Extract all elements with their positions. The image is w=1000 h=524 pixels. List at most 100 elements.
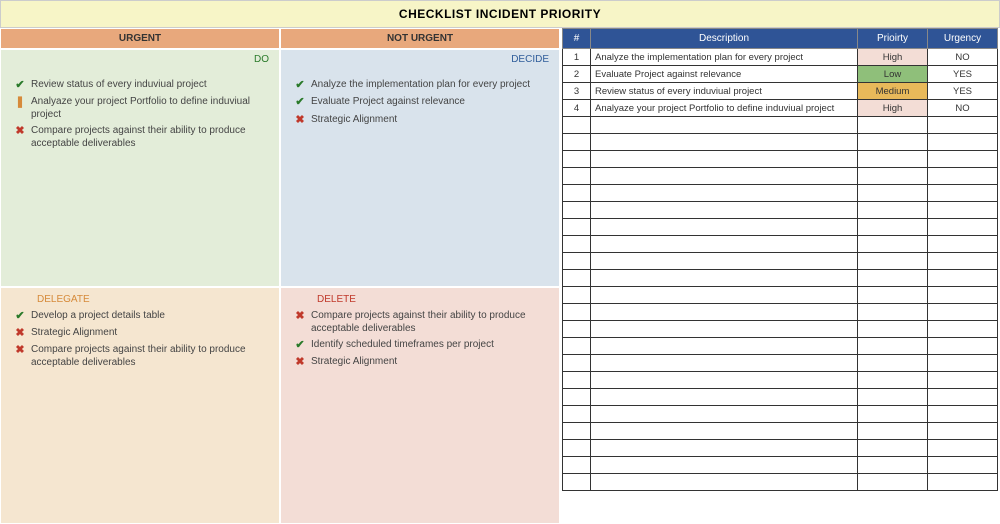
cell-empty (591, 440, 858, 457)
cell-empty (928, 185, 998, 202)
cell-empty (563, 389, 591, 406)
cell-empty (928, 457, 998, 474)
cell-description: Analyaze your project Portfolio to defin… (591, 100, 858, 117)
cell-empty (928, 440, 998, 457)
matrix-item: ✖Compare projects against their ability … (9, 343, 271, 369)
cell-number: 3 (563, 83, 591, 100)
table-row-empty (563, 202, 998, 219)
cell-empty (563, 270, 591, 287)
cell-number: 2 (563, 66, 591, 83)
cell-description: Analyze the implementation plan for ever… (591, 49, 858, 66)
table-row-empty (563, 219, 998, 236)
quadrant-do: DO ✔Review status of every induviual pro… (0, 49, 280, 287)
col-header-description: Description (591, 29, 858, 49)
cross-icon: ✖ (9, 343, 31, 357)
quadrant-label-delegate: DELEGATE (37, 294, 271, 305)
matrix-item-text: Compare projects against their ability t… (31, 343, 271, 369)
table-row-empty (563, 134, 998, 151)
matrix-item: ✖Compare projects against their ability … (9, 124, 271, 150)
table-row: 1Analyze the implementation plan for eve… (563, 49, 998, 66)
quadrant-label-delete: DELETE (317, 294, 551, 305)
matrix-item-text: Analyaze your project Portfolio to defin… (31, 95, 271, 121)
matrix-item-text: Strategic Alignment (31, 326, 271, 339)
cell-empty (858, 236, 928, 253)
cell-priority: High (858, 100, 928, 117)
matrix-item-text: Evaluate Project against relevance (311, 95, 551, 108)
cell-empty (563, 321, 591, 338)
cell-empty (591, 389, 858, 406)
cell-empty (858, 457, 928, 474)
cell-empty (563, 236, 591, 253)
cell-empty (563, 185, 591, 202)
quadrant-label-decide: DECIDE (511, 54, 549, 65)
cell-empty (928, 236, 998, 253)
cell-empty (591, 457, 858, 474)
matrix-item: ✔Analyze the implementation plan for eve… (289, 78, 551, 92)
data-table-panel: # Description Prioirty Urgency 1Analyze … (560, 28, 1000, 524)
cell-empty (591, 185, 858, 202)
cell-empty (928, 134, 998, 151)
cell-description: Evaluate Project against relevance (591, 66, 858, 83)
check-icon: ✔ (289, 78, 311, 92)
matrix-item-text: Review status of every induviual project (31, 78, 271, 91)
cross-icon: ✖ (9, 124, 31, 138)
cell-empty (591, 304, 858, 321)
cell-empty (858, 423, 928, 440)
matrix-item: ✔Identify scheduled timeframes per proje… (289, 338, 551, 352)
cell-empty (563, 423, 591, 440)
cell-empty (563, 219, 591, 236)
cell-urgency: YES (928, 66, 998, 83)
matrix-row-bottom: DELEGATE ✔Develop a project details tabl… (0, 287, 560, 524)
cell-number: 4 (563, 100, 591, 117)
table-row: 2Evaluate Project against relevanceLowYE… (563, 66, 998, 83)
cell-empty (563, 151, 591, 168)
matrix-item-text: Compare projects against their ability t… (31, 124, 271, 150)
cell-empty (858, 355, 928, 372)
table-row-empty (563, 457, 998, 474)
cell-empty (591, 270, 858, 287)
cell-empty (591, 474, 858, 491)
cell-empty (591, 134, 858, 151)
cell-empty (858, 185, 928, 202)
cell-empty (563, 168, 591, 185)
quadrant-delete: DELETE ✖Compare projects against their a… (280, 287, 560, 524)
cell-empty (928, 355, 998, 372)
matrix-body: DO ✔ Review status of every induviual pro… (0, 49, 560, 524)
cell-empty (591, 168, 858, 185)
cell-empty (563, 134, 591, 151)
cell-description: Review status of every induviual project (591, 83, 858, 100)
matrix-item: ✖Strategic Alignment (289, 355, 551, 369)
cell-empty (563, 287, 591, 304)
table-row-empty (563, 270, 998, 287)
table-row-empty (563, 372, 998, 389)
main-container: URGENT NOT URGENT DO ✔Review status of e… (0, 28, 1000, 524)
cell-empty (928, 389, 998, 406)
quadrant-label-do: DO (254, 54, 269, 65)
cell-empty (591, 253, 858, 270)
cell-empty (563, 355, 591, 372)
table-row-empty (563, 151, 998, 168)
quadrant-decide: DECIDE ✔Analyze the implementation plan … (280, 49, 560, 287)
cell-empty (591, 355, 858, 372)
matrix-item-text: Develop a project details table (31, 309, 271, 322)
table-header-row: # Description Prioirty Urgency (563, 29, 998, 49)
cell-empty (858, 372, 928, 389)
cell-empty (928, 202, 998, 219)
matrix-item-text: Compare projects against their ability t… (311, 309, 551, 335)
cell-empty (591, 423, 858, 440)
cell-empty (928, 321, 998, 338)
cross-icon: ✖ (289, 309, 311, 323)
priority-matrix: URGENT NOT URGENT DO ✔Review status of e… (0, 28, 560, 524)
cell-empty (928, 304, 998, 321)
cell-empty (563, 474, 591, 491)
cell-empty (563, 440, 591, 457)
cell-empty (858, 338, 928, 355)
matrix-item-text: Strategic Alignment (311, 355, 551, 368)
table-row-empty (563, 253, 998, 270)
cell-empty (858, 219, 928, 236)
cell-empty (858, 168, 928, 185)
table-row-empty (563, 117, 998, 134)
cell-empty (591, 287, 858, 304)
table-row-empty (563, 355, 998, 372)
check-icon: ✔ (9, 309, 31, 323)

---*---

Present the lines above, from the line containing "cell-empty (591, 440, 858, 457)" through the line containing "table-row-empty (563, 202, 998, 219)", inclusive, as a Markdown table with the columns Row and Item line, numbering each row and omitting blank lines.

■ Output for this task:
| Row | Item line |
|---|---|
| 1 | cell-empty (591, 440, 858, 457) |
| 2 | cell-empty (928, 185, 998, 202) |
| 3 | cell-empty (563, 389, 591, 406) |
| 4 | cell-empty (928, 457, 998, 474) |
| 5 | cell-description: Analyaze your project Portfolio to defin… (591, 100, 858, 117) |
| 6 | cell-empty (928, 440, 998, 457) |
| 7 | matrix-item: ✖Compare projects against their ability … (9, 343, 271, 369) |
| 8 | cell-number: 3 (563, 83, 591, 100) |
| 9 | table-row-empty (563, 202, 998, 219) |